## Start

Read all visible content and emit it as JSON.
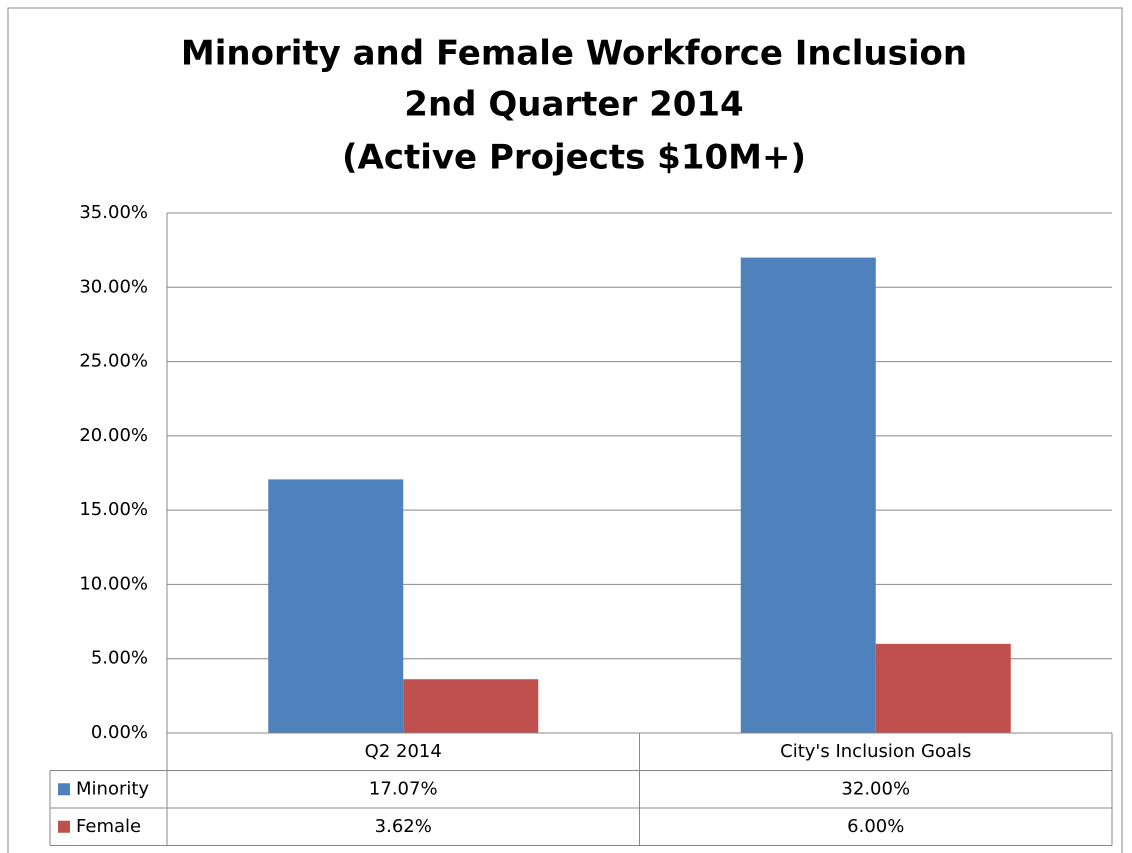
{
  "chart_data": {
    "type": "bar",
    "title": [
      "Minority and Female Workforce Inclusion",
      "2nd Quarter 2014",
      "(Active Projects $10M+)"
    ],
    "categories": [
      "Q2 2014",
      "City's Inclusion Goals"
    ],
    "series": [
      {
        "name": "Minority",
        "color": "#4f81bd",
        "values": [
          17.07,
          32.0
        ],
        "value_labels": [
          "17.07%",
          "32.00%"
        ]
      },
      {
        "name": "Female",
        "color": "#c0504d",
        "values": [
          3.62,
          6.0
        ],
        "value_labels": [
          "3.62%",
          "6.00%"
        ]
      }
    ],
    "ylim": [
      0,
      35
    ],
    "yticks": [
      {
        "value": 0,
        "label": "0.00%"
      },
      {
        "value": 5,
        "label": "5.00%"
      },
      {
        "value": 10,
        "label": "10.00%"
      },
      {
        "value": 15,
        "label": "15.00%"
      },
      {
        "value": 20,
        "label": "20.00%"
      },
      {
        "value": 25,
        "label": "25.00%"
      },
      {
        "value": 30,
        "label": "30.00%"
      },
      {
        "value": 35,
        "label": "35.00%"
      }
    ],
    "grid": true,
    "data_table": true
  }
}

## End

### Job:
Gather each line in the data that holds the string "Minority".

### Exercise answer:
      "Minority and Female Workforce Inclusion",
        "name": "Minority",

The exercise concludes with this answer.